*WRITTEN PROBLEM*:
Check each line of the material below for the string "name", then report how many lines have it, and nothing else.

*INFORMATION SUPPLIED*:

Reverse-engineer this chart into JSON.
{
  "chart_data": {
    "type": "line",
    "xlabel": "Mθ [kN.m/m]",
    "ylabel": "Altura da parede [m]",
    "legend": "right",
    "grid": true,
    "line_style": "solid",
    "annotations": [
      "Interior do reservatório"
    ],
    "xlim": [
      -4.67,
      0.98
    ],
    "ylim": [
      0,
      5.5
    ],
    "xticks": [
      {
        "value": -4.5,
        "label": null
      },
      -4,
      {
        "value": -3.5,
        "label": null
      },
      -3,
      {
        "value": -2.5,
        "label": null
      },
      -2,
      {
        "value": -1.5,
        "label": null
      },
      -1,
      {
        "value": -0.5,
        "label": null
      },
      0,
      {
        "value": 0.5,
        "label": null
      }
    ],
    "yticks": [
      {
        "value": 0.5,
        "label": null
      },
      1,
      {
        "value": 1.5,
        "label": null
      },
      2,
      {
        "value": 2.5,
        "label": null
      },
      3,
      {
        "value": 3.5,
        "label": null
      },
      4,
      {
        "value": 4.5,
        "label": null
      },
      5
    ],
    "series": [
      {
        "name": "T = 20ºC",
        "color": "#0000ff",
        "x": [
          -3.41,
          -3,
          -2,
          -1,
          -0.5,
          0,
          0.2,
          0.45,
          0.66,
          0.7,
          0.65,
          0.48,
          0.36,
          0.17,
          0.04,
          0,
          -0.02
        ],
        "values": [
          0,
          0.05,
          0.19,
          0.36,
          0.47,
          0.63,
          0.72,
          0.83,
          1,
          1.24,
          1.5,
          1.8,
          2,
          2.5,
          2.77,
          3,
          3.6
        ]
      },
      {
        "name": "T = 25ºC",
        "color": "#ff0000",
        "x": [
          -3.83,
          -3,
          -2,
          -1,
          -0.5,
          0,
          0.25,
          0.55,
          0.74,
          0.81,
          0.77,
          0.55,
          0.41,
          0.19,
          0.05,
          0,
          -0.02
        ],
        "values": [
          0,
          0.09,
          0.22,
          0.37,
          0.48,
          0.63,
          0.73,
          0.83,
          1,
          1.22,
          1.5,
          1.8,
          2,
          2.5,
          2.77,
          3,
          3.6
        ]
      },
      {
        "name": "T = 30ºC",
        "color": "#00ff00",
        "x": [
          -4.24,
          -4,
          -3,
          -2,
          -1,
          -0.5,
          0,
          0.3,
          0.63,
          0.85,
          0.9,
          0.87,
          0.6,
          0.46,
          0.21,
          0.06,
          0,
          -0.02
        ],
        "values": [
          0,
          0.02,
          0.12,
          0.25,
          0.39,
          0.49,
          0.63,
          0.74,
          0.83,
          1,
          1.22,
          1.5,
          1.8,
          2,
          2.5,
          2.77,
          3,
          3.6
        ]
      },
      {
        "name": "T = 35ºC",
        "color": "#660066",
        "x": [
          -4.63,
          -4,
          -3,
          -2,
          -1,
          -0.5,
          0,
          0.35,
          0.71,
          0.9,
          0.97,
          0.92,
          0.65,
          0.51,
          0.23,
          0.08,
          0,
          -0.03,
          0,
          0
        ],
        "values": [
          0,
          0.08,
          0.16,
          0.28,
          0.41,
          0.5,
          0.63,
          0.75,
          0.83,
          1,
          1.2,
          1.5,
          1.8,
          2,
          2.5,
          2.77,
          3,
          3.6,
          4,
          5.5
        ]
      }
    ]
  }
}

*ANSWER TO THIS PROBLEM*:
4